Start DATASET RECORDS

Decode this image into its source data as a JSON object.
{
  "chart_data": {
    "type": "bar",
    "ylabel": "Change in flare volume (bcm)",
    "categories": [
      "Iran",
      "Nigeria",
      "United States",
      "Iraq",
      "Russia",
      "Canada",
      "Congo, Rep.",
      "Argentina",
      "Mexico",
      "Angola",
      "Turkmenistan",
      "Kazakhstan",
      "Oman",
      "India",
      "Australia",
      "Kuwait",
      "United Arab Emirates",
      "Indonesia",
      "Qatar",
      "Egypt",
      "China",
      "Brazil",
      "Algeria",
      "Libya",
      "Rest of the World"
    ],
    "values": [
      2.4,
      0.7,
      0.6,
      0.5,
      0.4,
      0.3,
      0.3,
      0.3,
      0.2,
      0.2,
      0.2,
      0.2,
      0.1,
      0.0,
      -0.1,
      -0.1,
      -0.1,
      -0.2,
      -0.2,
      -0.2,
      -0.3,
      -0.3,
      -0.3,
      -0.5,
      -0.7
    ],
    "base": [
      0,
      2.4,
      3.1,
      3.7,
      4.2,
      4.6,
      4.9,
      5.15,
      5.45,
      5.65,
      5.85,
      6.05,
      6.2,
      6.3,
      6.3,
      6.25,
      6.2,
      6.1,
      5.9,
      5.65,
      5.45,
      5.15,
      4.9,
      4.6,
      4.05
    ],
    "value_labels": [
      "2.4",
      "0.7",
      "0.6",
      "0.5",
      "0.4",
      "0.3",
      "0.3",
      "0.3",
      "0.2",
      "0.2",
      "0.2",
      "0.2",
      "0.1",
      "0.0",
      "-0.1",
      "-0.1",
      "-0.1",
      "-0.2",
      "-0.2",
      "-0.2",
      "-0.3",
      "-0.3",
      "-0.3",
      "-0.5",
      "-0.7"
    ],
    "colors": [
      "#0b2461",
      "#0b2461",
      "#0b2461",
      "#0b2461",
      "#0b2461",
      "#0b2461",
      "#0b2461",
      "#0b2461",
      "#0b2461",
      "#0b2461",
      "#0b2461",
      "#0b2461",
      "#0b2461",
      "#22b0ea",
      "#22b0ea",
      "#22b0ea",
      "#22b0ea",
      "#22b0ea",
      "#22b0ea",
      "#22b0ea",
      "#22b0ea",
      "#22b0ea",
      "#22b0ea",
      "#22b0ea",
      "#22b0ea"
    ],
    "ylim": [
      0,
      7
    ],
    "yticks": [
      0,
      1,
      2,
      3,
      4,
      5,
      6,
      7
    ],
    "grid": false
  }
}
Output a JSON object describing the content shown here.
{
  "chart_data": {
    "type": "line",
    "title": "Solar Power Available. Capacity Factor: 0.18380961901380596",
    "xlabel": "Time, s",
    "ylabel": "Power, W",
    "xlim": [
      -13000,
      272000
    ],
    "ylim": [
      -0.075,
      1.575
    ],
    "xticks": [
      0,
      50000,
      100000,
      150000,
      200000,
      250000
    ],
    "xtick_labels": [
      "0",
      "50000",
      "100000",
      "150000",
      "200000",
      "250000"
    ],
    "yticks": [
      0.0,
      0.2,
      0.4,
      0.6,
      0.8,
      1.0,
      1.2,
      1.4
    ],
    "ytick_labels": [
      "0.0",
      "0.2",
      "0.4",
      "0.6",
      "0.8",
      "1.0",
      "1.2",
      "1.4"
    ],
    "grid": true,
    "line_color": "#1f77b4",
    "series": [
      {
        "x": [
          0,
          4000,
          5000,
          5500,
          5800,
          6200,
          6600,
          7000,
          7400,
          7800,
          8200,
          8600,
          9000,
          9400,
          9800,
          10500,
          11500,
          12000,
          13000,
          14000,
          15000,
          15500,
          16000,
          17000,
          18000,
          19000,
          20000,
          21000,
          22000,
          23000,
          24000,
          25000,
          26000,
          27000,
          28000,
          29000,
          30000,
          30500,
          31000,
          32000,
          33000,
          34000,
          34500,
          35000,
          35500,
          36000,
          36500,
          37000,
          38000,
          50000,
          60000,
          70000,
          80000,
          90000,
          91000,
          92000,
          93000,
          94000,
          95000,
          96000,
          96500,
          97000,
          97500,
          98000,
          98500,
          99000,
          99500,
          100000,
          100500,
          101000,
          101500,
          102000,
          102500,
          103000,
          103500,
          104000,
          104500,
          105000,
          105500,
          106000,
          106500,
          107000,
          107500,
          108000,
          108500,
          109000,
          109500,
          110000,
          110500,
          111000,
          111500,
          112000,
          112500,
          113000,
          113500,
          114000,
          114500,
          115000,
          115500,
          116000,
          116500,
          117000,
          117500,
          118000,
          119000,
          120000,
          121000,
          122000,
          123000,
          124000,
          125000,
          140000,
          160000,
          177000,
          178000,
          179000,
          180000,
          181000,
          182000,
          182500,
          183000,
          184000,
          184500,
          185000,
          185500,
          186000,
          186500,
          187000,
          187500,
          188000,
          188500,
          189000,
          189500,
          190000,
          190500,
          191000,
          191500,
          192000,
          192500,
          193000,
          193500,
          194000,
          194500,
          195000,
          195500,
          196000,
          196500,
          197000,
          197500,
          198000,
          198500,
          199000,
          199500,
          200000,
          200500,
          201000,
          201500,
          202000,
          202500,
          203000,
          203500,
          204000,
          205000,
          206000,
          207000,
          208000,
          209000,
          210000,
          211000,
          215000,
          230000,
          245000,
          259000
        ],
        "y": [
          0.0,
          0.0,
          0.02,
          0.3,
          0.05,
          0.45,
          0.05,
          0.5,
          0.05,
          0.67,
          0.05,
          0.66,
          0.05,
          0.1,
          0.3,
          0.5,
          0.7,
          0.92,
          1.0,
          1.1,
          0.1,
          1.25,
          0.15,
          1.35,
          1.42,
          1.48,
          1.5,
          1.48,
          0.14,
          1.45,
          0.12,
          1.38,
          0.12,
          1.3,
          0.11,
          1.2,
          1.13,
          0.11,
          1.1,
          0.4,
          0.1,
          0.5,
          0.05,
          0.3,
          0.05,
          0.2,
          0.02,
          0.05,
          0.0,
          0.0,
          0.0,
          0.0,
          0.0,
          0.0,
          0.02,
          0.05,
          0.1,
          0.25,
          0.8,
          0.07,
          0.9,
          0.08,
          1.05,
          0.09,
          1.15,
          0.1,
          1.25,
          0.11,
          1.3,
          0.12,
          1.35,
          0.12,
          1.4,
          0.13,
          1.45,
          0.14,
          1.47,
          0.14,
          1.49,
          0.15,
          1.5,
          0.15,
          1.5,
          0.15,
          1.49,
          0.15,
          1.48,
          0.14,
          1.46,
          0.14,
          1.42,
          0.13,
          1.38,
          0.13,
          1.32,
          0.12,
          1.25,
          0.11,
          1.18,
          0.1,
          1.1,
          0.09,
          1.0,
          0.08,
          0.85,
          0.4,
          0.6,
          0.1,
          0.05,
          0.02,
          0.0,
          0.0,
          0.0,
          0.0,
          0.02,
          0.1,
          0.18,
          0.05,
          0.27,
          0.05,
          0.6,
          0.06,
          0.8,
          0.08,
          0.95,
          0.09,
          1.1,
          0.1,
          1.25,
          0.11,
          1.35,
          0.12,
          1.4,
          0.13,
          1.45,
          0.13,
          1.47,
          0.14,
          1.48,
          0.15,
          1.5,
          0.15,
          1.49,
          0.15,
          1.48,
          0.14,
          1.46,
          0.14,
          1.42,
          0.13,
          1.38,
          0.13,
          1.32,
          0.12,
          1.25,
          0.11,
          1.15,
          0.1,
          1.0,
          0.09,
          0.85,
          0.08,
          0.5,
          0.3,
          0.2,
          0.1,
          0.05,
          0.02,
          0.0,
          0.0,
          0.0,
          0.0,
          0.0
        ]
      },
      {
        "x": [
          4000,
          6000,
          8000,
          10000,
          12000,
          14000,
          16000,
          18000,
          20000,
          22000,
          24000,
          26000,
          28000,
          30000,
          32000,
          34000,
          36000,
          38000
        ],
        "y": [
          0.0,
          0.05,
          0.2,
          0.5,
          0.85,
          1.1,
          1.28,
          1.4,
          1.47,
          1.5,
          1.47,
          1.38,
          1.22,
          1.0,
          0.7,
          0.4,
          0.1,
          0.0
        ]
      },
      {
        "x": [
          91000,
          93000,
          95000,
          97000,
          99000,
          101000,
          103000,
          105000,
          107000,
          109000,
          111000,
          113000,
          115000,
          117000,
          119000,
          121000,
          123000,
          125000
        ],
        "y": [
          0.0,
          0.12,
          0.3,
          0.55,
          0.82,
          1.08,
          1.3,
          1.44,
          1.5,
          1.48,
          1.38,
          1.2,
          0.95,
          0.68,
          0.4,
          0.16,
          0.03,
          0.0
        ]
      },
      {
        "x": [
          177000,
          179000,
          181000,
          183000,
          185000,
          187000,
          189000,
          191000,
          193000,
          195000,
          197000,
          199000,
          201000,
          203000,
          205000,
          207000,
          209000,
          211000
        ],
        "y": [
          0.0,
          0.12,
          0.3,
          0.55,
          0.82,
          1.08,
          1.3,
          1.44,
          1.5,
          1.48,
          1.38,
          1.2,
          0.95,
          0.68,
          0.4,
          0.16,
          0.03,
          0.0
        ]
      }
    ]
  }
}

End DATASET RECORDS

WORK TO COMPLETE
From the data above, work out how many lines hold "United". Answer with the number alone.

TASK OUTPUT
2